What kind of pressure should I go for? I don't mind leaving them in the fridge for a while when I'm ready to serve if I need to bump up the carbonation level. Can I hit them with gas once and keep them for a while, or do I need to reconnect occasionally?

Thanks,

Wayne
 
I hope that we tend to over think this.
I have 2 full kegs hit to 30PSI, sitting in the basement at 60 degrees. IF and when my temp controller ever shows up from AHS (Intergalactic Backorder). I will be setting the temp, sticking them in the freezer, and by the time it is cold, I'll reduce to 12PSI and have a nice frosty draft beer....and APFELWEIN.
 
Along the same vein .. I plan to have several batches of beer ready to keg in a few weeks, but not all will be going directly in the fridge. I only have enough gas lines to support the 2 taps, so I'll be pressurizing and then removing the kegs.

What kind of pressure should I go for? I don't mind leaving them in the fridge for a while when I'm ready to serve if I need to bump up the carbonation level. Can I hit them with gas once and keep them for a while, or do I need to reconnect occasionally?

Thanks,

Wayne

If you want to carb the beer you really need to either keep the CO2 connected or reconnect the CO2 at least a couple of times everyday because the pressure inside the cornie will drop as the CO2 is absorbed. (unless you use the shaker method)

Once your beer is carbed to the level you want then you can remove the CO2 and store the tank.

Look on this chart for your carbonating pressure:
http://sdcollins.home.mindspring.com/ForceCarbonation.html

example if you want a CO2 volume of 2 and your beer is at 70*F you'll need 26 PSI
 
I use priming sugar for my beer for two reasons. I saves my C02 bottle, and it kicks the ABV up a tiny bit. I buy bulk dextrose so it costs me less than 80¢ a pound, so it costs me like 20¢ to prime the entire keg and 5-6 X750ml bottles.

I still hit the keg with around 40psi once to seal the lid, pop off a little bit of pressure, and then leave tehm sit for 2 weeks or more. Sometimes it's a bit overcarbed, but realeasing teh relief valve and leaving it sit for 1/2 hour leaves it ready to serve.

## Requirement 1
In the forum discussion about carbonating kegs, what pressure does the chart example give for a CO2 volume of 2 with beer at 70°F?
## Requirement 2
Resume the forum discussion about carbonating kegs, picking up after its final sentence.

[Document layout analysis data]
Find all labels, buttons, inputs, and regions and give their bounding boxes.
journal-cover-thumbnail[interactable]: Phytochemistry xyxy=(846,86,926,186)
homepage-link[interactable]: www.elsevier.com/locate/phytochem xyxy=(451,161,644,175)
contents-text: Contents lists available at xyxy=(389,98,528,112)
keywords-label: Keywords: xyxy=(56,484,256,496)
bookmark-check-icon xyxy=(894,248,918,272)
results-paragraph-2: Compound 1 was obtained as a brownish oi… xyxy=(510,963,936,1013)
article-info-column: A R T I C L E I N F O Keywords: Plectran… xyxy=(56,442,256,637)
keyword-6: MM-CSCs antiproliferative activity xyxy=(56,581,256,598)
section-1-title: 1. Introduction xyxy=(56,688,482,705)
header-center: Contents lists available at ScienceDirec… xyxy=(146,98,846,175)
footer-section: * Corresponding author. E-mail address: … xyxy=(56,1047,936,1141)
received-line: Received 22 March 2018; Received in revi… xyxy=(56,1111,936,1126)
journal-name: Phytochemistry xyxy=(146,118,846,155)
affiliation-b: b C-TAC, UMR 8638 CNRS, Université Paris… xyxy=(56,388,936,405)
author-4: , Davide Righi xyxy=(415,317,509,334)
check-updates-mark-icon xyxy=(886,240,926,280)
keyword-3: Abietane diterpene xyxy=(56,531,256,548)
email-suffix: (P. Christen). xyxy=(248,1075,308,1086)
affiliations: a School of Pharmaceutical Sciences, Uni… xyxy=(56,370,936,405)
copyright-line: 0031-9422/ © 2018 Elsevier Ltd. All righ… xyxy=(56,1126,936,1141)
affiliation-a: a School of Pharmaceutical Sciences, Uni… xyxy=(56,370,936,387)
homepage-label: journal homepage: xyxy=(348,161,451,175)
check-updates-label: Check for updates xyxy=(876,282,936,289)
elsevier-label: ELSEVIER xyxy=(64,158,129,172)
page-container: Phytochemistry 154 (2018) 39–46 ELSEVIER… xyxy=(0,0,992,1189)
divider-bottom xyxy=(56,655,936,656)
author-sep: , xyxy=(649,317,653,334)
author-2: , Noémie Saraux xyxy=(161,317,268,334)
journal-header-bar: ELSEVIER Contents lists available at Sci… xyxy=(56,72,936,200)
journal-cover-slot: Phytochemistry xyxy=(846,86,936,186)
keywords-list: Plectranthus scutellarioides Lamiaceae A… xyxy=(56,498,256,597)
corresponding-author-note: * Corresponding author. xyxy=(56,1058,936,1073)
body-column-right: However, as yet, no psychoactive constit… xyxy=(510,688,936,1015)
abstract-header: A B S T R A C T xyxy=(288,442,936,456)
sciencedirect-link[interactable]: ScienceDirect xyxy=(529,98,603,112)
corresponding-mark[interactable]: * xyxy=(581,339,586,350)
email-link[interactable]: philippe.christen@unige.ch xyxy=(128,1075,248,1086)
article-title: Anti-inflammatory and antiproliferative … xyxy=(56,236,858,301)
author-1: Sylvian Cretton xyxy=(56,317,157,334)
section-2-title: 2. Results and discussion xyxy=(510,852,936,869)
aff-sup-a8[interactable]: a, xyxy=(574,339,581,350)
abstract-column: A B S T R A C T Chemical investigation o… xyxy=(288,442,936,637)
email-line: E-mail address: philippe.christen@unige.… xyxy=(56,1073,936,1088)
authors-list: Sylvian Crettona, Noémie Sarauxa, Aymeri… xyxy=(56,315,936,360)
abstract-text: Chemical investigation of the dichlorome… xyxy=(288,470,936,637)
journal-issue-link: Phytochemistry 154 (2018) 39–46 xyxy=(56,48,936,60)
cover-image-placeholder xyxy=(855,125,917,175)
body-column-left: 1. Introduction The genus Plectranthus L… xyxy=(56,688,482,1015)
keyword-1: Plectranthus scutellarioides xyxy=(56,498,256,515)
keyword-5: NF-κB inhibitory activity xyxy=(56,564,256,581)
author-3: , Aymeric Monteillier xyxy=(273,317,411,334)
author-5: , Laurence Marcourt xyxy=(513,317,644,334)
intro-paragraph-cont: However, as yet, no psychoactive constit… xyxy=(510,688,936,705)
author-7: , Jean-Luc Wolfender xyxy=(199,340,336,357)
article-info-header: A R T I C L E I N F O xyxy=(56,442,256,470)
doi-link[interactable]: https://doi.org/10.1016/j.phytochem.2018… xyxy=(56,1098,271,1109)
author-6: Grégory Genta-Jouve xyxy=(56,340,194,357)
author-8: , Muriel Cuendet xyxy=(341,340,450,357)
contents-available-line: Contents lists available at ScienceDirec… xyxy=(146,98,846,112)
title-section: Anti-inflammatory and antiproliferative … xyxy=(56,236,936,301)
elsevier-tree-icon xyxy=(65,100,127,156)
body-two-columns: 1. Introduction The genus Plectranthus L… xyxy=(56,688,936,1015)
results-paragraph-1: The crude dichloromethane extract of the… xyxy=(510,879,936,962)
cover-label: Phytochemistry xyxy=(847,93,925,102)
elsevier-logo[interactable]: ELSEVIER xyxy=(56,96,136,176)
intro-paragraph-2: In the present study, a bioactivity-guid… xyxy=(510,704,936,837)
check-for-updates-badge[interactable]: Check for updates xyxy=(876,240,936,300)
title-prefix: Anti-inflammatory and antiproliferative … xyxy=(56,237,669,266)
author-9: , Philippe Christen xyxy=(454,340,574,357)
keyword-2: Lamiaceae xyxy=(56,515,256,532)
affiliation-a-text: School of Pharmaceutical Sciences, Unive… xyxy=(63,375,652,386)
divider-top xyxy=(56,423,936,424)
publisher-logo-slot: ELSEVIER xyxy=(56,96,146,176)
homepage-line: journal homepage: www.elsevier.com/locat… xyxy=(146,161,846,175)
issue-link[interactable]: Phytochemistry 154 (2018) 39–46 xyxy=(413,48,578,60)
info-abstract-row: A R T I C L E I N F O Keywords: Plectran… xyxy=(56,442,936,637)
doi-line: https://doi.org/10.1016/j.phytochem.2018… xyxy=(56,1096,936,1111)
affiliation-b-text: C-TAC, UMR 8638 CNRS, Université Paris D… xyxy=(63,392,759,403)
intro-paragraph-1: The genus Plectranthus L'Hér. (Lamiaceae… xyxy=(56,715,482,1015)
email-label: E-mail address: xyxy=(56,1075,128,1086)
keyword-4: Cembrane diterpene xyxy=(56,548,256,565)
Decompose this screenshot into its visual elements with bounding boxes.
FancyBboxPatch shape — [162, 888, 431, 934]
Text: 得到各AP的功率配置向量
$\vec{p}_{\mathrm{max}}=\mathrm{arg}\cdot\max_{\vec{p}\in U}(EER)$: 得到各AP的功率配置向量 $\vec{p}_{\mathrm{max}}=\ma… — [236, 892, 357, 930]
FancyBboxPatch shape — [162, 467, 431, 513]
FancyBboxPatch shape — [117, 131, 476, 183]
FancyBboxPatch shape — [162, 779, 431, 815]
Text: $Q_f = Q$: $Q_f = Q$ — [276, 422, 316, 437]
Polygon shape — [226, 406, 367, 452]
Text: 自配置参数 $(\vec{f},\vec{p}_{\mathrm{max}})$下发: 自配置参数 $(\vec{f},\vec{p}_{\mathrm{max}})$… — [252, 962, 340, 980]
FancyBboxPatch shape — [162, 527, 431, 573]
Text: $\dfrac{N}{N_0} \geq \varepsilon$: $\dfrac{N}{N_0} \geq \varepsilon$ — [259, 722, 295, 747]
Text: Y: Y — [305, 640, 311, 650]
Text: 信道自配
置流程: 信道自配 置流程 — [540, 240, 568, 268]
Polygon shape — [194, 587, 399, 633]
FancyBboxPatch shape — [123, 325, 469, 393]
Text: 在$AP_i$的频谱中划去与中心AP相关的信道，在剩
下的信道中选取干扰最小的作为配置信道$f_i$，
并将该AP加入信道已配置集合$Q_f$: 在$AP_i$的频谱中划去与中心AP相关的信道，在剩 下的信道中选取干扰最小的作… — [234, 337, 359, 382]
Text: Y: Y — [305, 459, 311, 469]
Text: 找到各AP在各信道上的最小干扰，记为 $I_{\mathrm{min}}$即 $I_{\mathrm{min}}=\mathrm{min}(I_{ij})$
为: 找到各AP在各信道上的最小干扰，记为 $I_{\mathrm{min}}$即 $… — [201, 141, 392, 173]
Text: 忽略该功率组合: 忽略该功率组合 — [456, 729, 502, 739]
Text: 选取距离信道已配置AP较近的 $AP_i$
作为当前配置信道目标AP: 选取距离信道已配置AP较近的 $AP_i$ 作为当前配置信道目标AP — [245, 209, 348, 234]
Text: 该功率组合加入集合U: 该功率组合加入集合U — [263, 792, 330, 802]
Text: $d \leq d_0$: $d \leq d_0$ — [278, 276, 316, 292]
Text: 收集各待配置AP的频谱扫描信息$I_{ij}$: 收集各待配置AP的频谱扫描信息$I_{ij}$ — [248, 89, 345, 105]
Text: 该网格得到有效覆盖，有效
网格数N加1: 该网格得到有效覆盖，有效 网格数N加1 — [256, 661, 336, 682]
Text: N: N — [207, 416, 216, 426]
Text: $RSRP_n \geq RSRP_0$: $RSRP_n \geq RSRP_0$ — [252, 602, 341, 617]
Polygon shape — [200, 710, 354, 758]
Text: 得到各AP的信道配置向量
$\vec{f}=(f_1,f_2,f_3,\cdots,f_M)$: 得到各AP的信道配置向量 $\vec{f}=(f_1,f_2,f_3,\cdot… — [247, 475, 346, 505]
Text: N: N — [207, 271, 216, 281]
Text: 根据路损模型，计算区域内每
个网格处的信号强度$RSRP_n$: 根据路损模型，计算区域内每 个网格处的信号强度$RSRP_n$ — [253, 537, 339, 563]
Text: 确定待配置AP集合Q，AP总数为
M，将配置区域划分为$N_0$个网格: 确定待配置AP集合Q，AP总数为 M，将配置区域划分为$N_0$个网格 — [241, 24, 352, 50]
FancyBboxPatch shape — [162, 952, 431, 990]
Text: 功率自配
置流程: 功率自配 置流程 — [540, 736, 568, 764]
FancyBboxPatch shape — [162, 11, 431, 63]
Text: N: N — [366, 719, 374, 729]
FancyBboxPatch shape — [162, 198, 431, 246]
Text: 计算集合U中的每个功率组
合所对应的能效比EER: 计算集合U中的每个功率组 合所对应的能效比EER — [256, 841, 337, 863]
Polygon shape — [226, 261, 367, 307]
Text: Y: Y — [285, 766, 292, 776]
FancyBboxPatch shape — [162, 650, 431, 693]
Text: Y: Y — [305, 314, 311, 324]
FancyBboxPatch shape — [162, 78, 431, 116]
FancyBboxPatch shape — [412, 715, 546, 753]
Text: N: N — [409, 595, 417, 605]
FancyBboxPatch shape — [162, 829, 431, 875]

## Final answer 1
26 PSI

## Final answer 2
Looks like I'm reviving an old thread but I'm still searching for clarification on the process from racking to actually pressurizing (specifically on temp control)...
  1. Should the keg should be chilled (brought down to serving temp) prior to adding co2?
  2. Should I add a small amount of CO2, and purge the oxygen from the tank prior to allowing it to chill, so that no oxygen is present in the tank, leaving a small amount of pressure built up while it chills?
  3. Is the main reason behind chilling prior to carbonating to allow diacetyl to be reabsorbed into the beer, improving flavor, or does it have to do with clarity of the beer as well? (My most recent beer was a light ale with minimal specialty grains, and I think my clarity may have been sacrificed as I didn't chill prior to carbonating.)
 
1. Doesn't have to be chilled. Our favorite carbonation table provides the CO2 pressure across a broad temperature range to hit the same desired carbonation level.

2. After filling a keg it is always a good idea to "purge" the head space of air.
3. Chilling is usually the opposite tactic to reduce/eliminate diacetyl. Otoh, chilling accelerates clearing of beer that wants to be bright.

Cheers!
 
1. Doesn't have to be chilled. Our favorite carbonation table provides the CO2 pressure across a broad temperature range to hit the same desired carbonation level.

2. After filling a keg it is always a good idea to "purge" the head space of air.
3. Chilling is usually the opposite tactic to reduce/eliminate diacetyl. Otoh, chilling accelerates clearing of beer that wants to be bright.

Cheers!
So its best to rack the keg, immediately place in cooler, as well as immediately carbonate to forcing temps or serving temp and let sit for proper times?
 
I'll add to @day_trippr and say that I always jam the keg with 30psi for ~24 hours to make sure all the seals are totally sealed up (and it also force carbs it, too). I have old refurbished kegs and that always seems to do the trick. If I just leave it at 10psi (or whatever) I swear I always get small leaks.